> **The task**
Return all the entries exactly, keeping pictures out.

[Dataset rows about figures]

☆ ☆ ☆ ☆ ☆

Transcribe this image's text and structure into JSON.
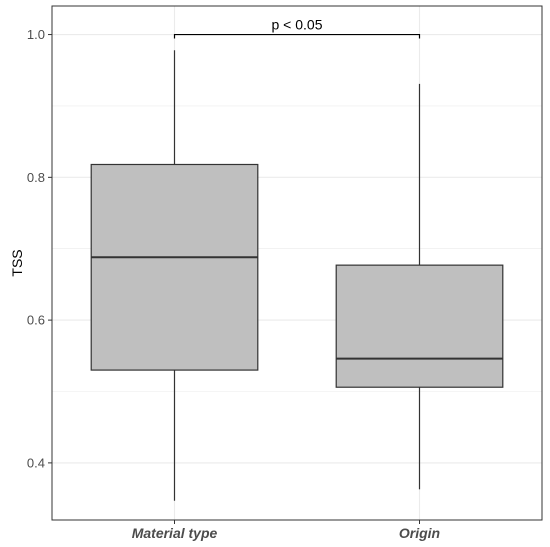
{
  "chart_data": {
    "type": "boxplot",
    "ylabel": "TSS",
    "xlabel": "",
    "ylim": [
      0.32,
      1.04
    ],
    "yticks": [
      "0.4",
      "0.6",
      "0.8",
      "1.0"
    ],
    "grid": true,
    "categories": [
      "Material type",
      "Origin"
    ],
    "boxes": [
      {
        "category": "Material type",
        "min": 0.347,
        "q1": 0.53,
        "median": 0.688,
        "q3": 0.818,
        "max": 0.978
      },
      {
        "category": "Origin",
        "min": 0.363,
        "q1": 0.506,
        "median": 0.546,
        "q3": 0.677,
        "max": 0.931
      }
    ],
    "annotation": {
      "text": "p < 0.05",
      "from": "Material type",
      "to": "Origin",
      "y": 1.0
    },
    "colors": {
      "box_fill": "#bfbfbf",
      "box_stroke": "#333333",
      "grid": "#ebebeb",
      "panel_border": "#333333"
    }
  }
}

☆ ☆ ☆ ☆ ☆

> **The solution**
Transcribe this image's text and structure into JSON.
{
  "chart_data": {
    "type": "boxplot",
    "ylabel": "TSS",
    "xlabel": "",
    "ylim": [
      0.32,
      1.04
    ],
    "yticks": [
      "0.4",
      "0.6",
      "0.8",
      "1.0"
    ],
    "grid": true,
    "categories": [
      "Material type",
      "Origin"
    ],
    "boxes": [
      {
        "category": "Material type",
        "min": 0.347,
        "q1": 0.53,
        "median": 0.688,
        "q3": 0.818,
        "max": 0.978
      },
      {
        "category": "Origin",
        "min": 0.363,
        "q1": 0.506,
        "median": 0.546,
        "q3": 0.677,
        "max": 0.931
      }
    ],
    "annotation": {
      "text": "p < 0.05",
      "from": "Material type",
      "to": "Origin",
      "y": 1.0
    },
    "colors": {
      "box_fill": "#bfbfbf",
      "box_stroke": "#333333",
      "grid": "#ebebeb",
      "panel_border": "#333333"
    }
  }
}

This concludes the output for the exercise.